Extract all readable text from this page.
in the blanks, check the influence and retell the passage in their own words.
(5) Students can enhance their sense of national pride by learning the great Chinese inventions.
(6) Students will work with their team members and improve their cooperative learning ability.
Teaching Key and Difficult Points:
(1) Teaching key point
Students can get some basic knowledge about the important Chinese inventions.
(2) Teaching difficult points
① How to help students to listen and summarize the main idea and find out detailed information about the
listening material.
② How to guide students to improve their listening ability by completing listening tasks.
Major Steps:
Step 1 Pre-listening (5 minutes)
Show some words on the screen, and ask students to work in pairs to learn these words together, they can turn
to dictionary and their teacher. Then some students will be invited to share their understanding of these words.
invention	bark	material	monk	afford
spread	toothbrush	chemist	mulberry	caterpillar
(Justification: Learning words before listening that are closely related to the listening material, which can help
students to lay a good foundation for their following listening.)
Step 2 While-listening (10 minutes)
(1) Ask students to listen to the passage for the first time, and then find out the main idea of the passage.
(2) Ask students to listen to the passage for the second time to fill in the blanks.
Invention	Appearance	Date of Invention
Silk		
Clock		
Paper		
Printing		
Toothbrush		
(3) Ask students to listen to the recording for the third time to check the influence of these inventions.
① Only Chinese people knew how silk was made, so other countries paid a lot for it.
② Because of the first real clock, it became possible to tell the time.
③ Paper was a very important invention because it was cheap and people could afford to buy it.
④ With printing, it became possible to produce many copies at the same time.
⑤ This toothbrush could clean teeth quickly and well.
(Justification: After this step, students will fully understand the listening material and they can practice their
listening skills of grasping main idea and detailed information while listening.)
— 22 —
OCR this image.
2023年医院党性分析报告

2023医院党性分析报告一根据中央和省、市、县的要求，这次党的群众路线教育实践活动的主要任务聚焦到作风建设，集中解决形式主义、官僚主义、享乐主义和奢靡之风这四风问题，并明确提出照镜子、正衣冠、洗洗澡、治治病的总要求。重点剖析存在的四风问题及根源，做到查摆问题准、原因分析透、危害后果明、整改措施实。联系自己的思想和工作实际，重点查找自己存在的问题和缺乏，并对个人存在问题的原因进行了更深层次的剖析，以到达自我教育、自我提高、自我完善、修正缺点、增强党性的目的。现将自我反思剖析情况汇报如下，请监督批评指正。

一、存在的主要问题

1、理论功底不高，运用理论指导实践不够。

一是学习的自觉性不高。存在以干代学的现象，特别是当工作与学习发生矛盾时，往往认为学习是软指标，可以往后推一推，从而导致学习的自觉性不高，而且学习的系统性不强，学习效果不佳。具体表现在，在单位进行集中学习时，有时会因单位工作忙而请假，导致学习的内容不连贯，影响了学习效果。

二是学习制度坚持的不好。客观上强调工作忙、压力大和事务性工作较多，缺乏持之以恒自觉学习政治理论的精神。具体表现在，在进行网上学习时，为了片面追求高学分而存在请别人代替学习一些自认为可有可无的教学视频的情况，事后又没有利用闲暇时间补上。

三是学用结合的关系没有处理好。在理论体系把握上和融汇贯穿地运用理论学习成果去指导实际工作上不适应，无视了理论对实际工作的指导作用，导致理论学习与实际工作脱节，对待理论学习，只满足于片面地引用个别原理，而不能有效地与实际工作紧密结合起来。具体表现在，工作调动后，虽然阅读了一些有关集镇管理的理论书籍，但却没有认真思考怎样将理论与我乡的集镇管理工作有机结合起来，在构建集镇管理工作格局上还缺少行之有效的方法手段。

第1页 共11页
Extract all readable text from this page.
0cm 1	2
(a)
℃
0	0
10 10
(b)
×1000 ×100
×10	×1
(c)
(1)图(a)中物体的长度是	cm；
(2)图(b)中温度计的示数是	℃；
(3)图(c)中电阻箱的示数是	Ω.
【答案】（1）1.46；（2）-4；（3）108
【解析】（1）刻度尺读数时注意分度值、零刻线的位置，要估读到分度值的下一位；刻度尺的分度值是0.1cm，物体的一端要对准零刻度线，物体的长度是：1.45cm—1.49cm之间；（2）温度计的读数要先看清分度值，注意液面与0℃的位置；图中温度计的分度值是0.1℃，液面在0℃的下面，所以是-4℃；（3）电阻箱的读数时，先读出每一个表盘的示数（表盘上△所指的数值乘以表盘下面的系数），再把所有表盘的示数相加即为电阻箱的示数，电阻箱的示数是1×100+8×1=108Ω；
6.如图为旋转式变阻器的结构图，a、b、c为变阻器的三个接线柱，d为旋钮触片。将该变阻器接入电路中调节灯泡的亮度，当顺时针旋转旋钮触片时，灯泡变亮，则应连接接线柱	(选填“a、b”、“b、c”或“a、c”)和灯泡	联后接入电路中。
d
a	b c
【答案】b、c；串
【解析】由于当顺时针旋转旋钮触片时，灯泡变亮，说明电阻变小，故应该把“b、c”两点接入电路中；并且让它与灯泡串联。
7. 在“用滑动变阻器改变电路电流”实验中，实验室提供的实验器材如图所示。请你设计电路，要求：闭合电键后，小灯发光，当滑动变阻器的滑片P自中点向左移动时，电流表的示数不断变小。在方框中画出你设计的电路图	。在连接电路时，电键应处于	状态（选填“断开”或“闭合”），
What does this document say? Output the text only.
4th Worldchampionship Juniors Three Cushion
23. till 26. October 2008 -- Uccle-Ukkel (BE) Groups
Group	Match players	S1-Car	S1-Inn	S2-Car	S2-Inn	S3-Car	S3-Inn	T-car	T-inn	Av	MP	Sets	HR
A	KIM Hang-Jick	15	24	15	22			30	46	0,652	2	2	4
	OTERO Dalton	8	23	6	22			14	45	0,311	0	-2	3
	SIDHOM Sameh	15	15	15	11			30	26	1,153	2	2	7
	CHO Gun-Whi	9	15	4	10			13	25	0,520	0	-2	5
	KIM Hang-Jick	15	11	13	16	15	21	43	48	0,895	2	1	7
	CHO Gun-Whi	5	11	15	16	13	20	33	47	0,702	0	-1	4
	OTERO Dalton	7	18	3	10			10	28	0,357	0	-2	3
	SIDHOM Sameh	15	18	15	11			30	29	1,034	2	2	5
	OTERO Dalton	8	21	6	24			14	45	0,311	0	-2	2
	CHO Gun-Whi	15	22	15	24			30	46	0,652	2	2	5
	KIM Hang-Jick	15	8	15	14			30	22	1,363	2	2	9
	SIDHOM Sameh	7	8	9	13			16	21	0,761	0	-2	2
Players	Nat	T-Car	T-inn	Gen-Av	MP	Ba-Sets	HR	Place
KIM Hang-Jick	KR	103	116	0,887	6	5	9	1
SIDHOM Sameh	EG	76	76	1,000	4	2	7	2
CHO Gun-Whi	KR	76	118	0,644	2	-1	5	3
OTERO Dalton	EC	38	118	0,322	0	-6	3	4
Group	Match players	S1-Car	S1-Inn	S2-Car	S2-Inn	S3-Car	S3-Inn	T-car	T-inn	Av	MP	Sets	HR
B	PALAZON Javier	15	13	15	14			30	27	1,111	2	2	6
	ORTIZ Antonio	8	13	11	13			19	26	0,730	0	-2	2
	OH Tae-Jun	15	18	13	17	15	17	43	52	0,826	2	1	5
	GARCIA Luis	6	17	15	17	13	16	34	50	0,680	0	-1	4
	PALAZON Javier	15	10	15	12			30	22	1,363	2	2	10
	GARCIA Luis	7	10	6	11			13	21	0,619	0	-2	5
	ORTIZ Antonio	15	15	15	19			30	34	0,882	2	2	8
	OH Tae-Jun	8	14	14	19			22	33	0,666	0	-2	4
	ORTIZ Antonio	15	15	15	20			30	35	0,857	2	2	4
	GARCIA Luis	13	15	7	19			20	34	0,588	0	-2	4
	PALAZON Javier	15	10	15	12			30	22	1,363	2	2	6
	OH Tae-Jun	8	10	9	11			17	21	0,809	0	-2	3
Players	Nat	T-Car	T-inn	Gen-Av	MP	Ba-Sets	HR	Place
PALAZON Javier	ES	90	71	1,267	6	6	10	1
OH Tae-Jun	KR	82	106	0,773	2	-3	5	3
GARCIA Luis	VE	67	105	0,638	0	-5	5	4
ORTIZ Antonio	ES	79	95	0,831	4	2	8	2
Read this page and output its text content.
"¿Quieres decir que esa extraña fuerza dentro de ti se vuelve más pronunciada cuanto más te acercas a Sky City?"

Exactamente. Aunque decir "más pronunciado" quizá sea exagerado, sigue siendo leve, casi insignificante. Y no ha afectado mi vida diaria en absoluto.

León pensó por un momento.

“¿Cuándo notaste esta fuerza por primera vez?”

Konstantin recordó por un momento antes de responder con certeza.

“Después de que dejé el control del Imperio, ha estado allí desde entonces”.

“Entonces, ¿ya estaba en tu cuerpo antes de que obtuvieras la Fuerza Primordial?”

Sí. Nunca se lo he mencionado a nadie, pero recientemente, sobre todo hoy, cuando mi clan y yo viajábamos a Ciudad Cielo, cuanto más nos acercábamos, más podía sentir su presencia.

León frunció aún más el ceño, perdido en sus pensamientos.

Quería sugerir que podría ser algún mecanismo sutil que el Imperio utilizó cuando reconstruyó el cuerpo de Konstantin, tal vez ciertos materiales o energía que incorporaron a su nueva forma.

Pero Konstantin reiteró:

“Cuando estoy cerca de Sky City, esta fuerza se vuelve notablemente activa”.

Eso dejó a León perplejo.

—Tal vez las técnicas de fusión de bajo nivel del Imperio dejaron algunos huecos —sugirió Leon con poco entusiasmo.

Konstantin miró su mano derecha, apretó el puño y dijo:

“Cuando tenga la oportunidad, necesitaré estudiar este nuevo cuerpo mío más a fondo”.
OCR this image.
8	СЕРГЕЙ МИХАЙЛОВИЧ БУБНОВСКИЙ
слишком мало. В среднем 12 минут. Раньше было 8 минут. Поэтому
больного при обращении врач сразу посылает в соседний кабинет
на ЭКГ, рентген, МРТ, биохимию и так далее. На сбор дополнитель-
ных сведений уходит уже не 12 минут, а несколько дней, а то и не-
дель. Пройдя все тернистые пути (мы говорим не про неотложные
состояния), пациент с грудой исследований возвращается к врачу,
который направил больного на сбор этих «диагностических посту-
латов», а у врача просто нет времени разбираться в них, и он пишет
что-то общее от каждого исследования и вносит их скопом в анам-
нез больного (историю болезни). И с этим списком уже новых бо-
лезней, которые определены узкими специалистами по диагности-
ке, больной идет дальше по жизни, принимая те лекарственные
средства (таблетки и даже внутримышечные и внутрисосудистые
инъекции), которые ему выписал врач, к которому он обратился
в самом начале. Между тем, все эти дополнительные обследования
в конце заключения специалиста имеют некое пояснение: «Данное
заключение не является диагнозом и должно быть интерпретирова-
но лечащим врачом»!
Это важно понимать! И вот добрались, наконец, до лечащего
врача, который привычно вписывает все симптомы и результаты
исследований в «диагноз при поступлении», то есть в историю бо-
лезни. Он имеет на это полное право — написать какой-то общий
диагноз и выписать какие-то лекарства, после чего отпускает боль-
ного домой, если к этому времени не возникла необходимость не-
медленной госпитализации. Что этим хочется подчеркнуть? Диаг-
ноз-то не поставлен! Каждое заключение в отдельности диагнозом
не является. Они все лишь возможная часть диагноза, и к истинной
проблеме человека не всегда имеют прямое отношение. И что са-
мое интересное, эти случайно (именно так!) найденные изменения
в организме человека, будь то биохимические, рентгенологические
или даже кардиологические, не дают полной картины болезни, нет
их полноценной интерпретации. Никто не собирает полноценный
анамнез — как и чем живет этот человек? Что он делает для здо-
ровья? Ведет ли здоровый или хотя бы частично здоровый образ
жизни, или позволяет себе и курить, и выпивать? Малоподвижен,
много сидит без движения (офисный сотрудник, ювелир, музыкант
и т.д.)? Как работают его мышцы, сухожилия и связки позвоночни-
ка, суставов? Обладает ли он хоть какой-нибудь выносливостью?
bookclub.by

================

Collect from the data above every line that includes "Antonio".

SOLUTION FOR THIS EXERCISE:
	ORTIZ Antonio	8	13	11	13			19	26	0,730	0	-2	2
	ORTIZ Antonio	15	15	15	19			30	34	0,882	2	2	8
	ORTIZ Antonio	15	15	15	20			30	35	0,857	2	2	4
ORTIZ Antonio	ES	79	95	0,831	4	2	8	2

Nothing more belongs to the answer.